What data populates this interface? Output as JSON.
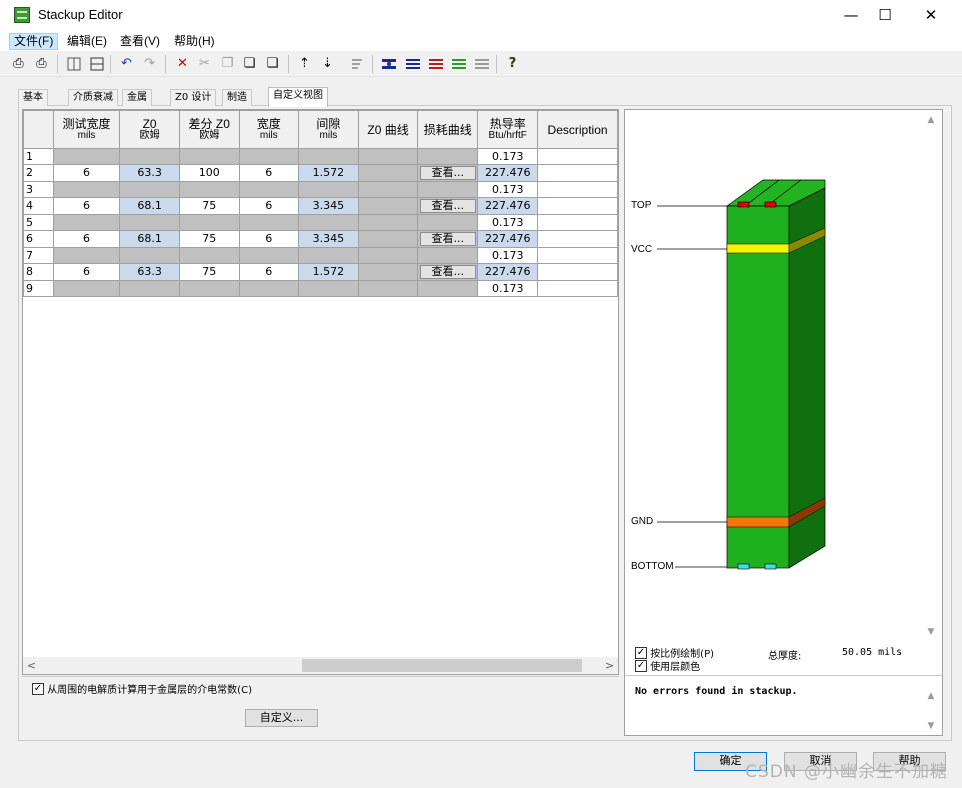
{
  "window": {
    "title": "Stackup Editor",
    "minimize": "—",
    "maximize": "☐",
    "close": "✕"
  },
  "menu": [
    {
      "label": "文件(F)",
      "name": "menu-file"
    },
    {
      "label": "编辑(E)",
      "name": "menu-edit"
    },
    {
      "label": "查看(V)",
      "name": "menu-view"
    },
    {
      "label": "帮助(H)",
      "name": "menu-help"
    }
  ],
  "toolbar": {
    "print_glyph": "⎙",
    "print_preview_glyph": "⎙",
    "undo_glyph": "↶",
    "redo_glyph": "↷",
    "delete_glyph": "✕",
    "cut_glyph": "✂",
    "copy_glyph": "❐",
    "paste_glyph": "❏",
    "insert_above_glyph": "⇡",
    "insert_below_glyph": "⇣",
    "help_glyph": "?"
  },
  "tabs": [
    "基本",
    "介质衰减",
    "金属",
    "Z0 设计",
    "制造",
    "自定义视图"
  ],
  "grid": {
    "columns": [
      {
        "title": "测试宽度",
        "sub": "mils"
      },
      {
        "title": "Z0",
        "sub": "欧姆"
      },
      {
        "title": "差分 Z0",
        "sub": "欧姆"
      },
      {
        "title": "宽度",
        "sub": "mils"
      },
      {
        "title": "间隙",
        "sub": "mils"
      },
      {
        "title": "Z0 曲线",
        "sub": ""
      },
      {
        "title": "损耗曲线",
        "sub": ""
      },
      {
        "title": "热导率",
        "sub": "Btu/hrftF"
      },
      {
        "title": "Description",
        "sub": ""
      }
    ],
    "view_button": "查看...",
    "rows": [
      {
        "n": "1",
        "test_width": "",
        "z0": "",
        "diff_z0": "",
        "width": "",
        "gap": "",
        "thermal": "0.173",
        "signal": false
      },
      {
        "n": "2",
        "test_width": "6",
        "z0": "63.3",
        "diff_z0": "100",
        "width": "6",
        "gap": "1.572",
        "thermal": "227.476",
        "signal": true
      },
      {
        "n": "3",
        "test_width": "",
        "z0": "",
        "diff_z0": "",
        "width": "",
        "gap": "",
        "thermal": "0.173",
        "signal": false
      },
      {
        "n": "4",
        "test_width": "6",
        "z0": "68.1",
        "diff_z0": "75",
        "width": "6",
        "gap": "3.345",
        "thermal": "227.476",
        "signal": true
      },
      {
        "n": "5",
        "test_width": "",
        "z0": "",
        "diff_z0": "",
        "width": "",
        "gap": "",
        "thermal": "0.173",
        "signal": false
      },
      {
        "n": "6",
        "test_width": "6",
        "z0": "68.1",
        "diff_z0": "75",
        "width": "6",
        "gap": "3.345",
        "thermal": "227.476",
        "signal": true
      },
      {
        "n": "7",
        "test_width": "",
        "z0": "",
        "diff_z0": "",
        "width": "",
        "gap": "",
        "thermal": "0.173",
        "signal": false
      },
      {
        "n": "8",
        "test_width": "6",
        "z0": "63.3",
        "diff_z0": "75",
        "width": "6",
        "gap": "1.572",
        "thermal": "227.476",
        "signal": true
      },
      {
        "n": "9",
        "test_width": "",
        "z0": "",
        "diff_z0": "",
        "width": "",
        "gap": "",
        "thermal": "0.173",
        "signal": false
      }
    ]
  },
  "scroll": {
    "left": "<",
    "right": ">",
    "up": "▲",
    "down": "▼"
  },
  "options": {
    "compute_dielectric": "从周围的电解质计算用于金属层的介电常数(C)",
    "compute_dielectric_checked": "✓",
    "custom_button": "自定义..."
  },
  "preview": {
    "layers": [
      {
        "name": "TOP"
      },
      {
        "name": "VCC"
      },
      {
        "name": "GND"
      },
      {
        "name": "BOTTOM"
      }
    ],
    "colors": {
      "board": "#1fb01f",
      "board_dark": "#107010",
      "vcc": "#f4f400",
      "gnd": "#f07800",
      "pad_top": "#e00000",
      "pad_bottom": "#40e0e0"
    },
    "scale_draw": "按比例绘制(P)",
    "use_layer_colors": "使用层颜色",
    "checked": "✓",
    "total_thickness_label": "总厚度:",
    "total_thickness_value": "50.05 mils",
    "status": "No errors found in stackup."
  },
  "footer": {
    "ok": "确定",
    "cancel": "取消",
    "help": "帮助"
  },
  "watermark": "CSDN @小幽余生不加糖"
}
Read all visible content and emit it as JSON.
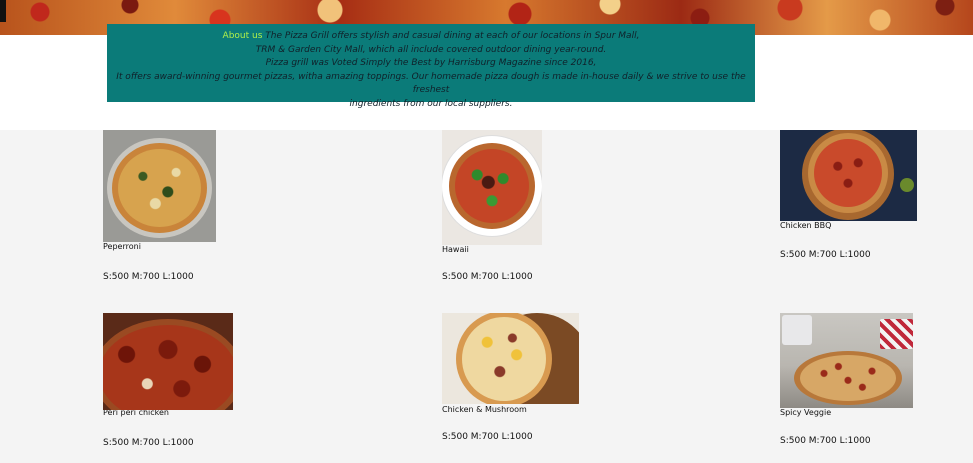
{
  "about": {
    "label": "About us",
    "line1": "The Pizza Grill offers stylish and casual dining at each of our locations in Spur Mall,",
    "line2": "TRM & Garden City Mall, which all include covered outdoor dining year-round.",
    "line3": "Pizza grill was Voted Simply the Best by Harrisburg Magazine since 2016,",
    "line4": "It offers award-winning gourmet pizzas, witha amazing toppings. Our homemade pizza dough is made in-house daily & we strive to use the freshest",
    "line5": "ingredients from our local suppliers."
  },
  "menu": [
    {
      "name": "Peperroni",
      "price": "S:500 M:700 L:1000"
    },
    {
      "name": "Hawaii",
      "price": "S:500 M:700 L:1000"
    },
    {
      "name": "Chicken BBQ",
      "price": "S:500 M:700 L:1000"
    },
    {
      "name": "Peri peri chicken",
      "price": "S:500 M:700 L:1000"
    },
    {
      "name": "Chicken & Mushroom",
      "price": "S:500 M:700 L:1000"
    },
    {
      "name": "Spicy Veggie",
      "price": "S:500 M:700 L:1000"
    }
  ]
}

* _Given instruction_
Print every record above exactly as written, leaving out the pictures.

* _Output below_
What data populates this interface? Output as JSON.
{
  "window": {
    "title": "Stackup Editor",
    "minimize": "—",
    "maximize": "☐",
    "close": "✕"
  },
  "menu": [
    {
      "label": "文件(F)",
      "name": "menu-file"
    },
    {
      "label": "编辑(E)",
      "name": "menu-edit"
    },
    {
      "label": "查看(V)",
      "name": "menu-view"
    },
    {
      "label": "帮助(H)",
      "name": "menu-help"
    }
  ],
  "toolbar": {
    "print_glyph": "⎙",
    "print_preview_glyph": "⎙",
    "undo_glyph": "↶",
    "redo_glyph": "↷",
    "delete_glyph": "✕",
    "cut_glyph": "✂",
    "copy_glyph": "❐",
    "paste_glyph": "❏",
    "insert_above_glyph": "⇡",
    "insert_below_glyph": "⇣",
    "help_glyph": "?"
  },
  "tabs": [
    "基本",
    "介质衰减",
    "金属",
    "Z0 设计",
    "制造",
    "自定义视图"
  ],
  "grid": {
    "columns": [
      {
        "title": "测试宽度",
        "sub": "mils"
      },
      {
        "title": "Z0",
        "sub": "欧姆"
      },
      {
        "title": "差分 Z0",
        "sub": "欧姆"
      },
      {
        "title": "宽度",
        "sub": "mils"
      },
      {
        "title": "间隙",
        "sub": "mils"
      },
      {
        "title": "Z0 曲线",
        "sub": ""
      },
      {
        "title": "损耗曲线",
        "sub": ""
      },
      {
        "title": "热导率",
        "sub": "Btu/hrftF"
      },
      {
        "title": "Description",
        "sub": ""
      }
    ],
    "view_button": "查看...",
    "rows": [
      {
        "n": "1",
        "test_width": "",
        "z0": "",
        "diff_z0": "",
        "width": "",
        "gap": "",
        "thermal": "0.173",
        "signal": false
      },
      {
        "n": "2",
        "test_width": "6",
        "z0": "63.3",
        "diff_z0": "100",
        "width": "6",
        "gap": "1.572",
        "thermal": "227.476",
        "signal": true
      },
      {
        "n": "3",
        "test_width": "",
        "z0": "",
        "diff_z0": "",
        "width": "",
        "gap": "",
        "thermal": "0.173",
        "signal": false
      },
      {
        "n": "4",
        "test_width": "6",
        "z0": "68.1",
        "diff_z0": "75",
        "width": "6",
        "gap": "3.345",
        "thermal": "227.476",
        "signal": true
      },
      {
        "n": "5",
        "test_width": "",
        "z0": "",
        "diff_z0": "",
        "width": "",
        "gap": "",
        "thermal": "0.173",
        "signal": false
      },
      {
        "n": "6",
        "test_width": "6",
        "z0": "68.1",
        "diff_z0": "75",
        "width": "6",
        "gap": "3.345",
        "thermal": "227.476",
        "signal": true
      },
      {
        "n": "7",
        "test_width": "",
        "z0": "",
        "diff_z0": "",
        "width": "",
        "gap": "",
        "thermal": "0.173",
        "signal": false
      },
      {
        "n": "8",
        "test_width": "6",
        "z0": "63.3",
        "diff_z0": "75",
        "width": "6",
        "gap": "1.572",
        "thermal": "227.476",
        "signal": true
      },
      {
        "n": "9",
        "test_width": "",
        "z0": "",
        "diff_z0": "",
        "width": "",
        "gap": "",
        "thermal": "0.173",
        "signal": false
      }
    ]
  },
  "scroll": {
    "left": "<",
    "right": ">",
    "up": "▲",
    "down": "▼"
  },
  "options": {
    "compute_dielectric": "从周围的电解质计算用于金属层的介电常数(C)",
    "compute_dielectric_checked": "✓",
    "custom_button": "自定义..."
  },
  "preview": {
    "layers": [
      {
        "name": "TOP"
      },
      {
        "name": "VCC"
      },
      {
        "name": "GND"
      },
      {
        "name": "BOTTOM"
      }
    ],
    "colors": {
      "board": "#1fb01f",
      "board_dark": "#107010",
      "vcc": "#f4f400",
      "gnd": "#f07800",
      "pad_top": "#e00000",
      "pad_bottom": "#40e0e0"
    },
    "scale_draw": "按比例绘制(P)",
    "use_layer_colors": "使用层颜色",
    "checked": "✓",
    "total_thickness_label": "总厚度:",
    "total_thickness_value": "50.05 mils",
    "status": "No errors found in stackup."
  },
  "footer": {
    "ok": "确定",
    "cancel": "取消",
    "help": "帮助"
  },
  "watermark": "CSDN @小幽余生不加糖"
}
Read all visible content and emit it as JSON.
{
  "about": {
    "label": "About us",
    "line1": "The Pizza Grill offers stylish and casual dining at each of our locations in Spur Mall,",
    "line2": "TRM & Garden City Mall, which all include covered outdoor dining year-round.",
    "line3": "Pizza grill was Voted Simply the Best by Harrisburg Magazine since 2016,",
    "line4": "It offers award-winning gourmet pizzas, witha amazing toppings. Our homemade pizza dough is made in-house daily & we strive to use the freshest",
    "line5": "ingredients from our local suppliers."
  },
  "menu": [
    {
      "name": "Peperroni",
      "price": "S:500 M:700 L:1000"
    },
    {
      "name": "Hawaii",
      "price": "S:500 M:700 L:1000"
    },
    {
      "name": "Chicken BBQ",
      "price": "S:500 M:700 L:1000"
    },
    {
      "name": "Peri peri chicken",
      "price": "S:500 M:700 L:1000"
    },
    {
      "name": "Chicken & Mushroom",
      "price": "S:500 M:700 L:1000"
    },
    {
      "name": "Spicy Veggie",
      "price": "S:500 M:700 L:1000"
    }
  ]
}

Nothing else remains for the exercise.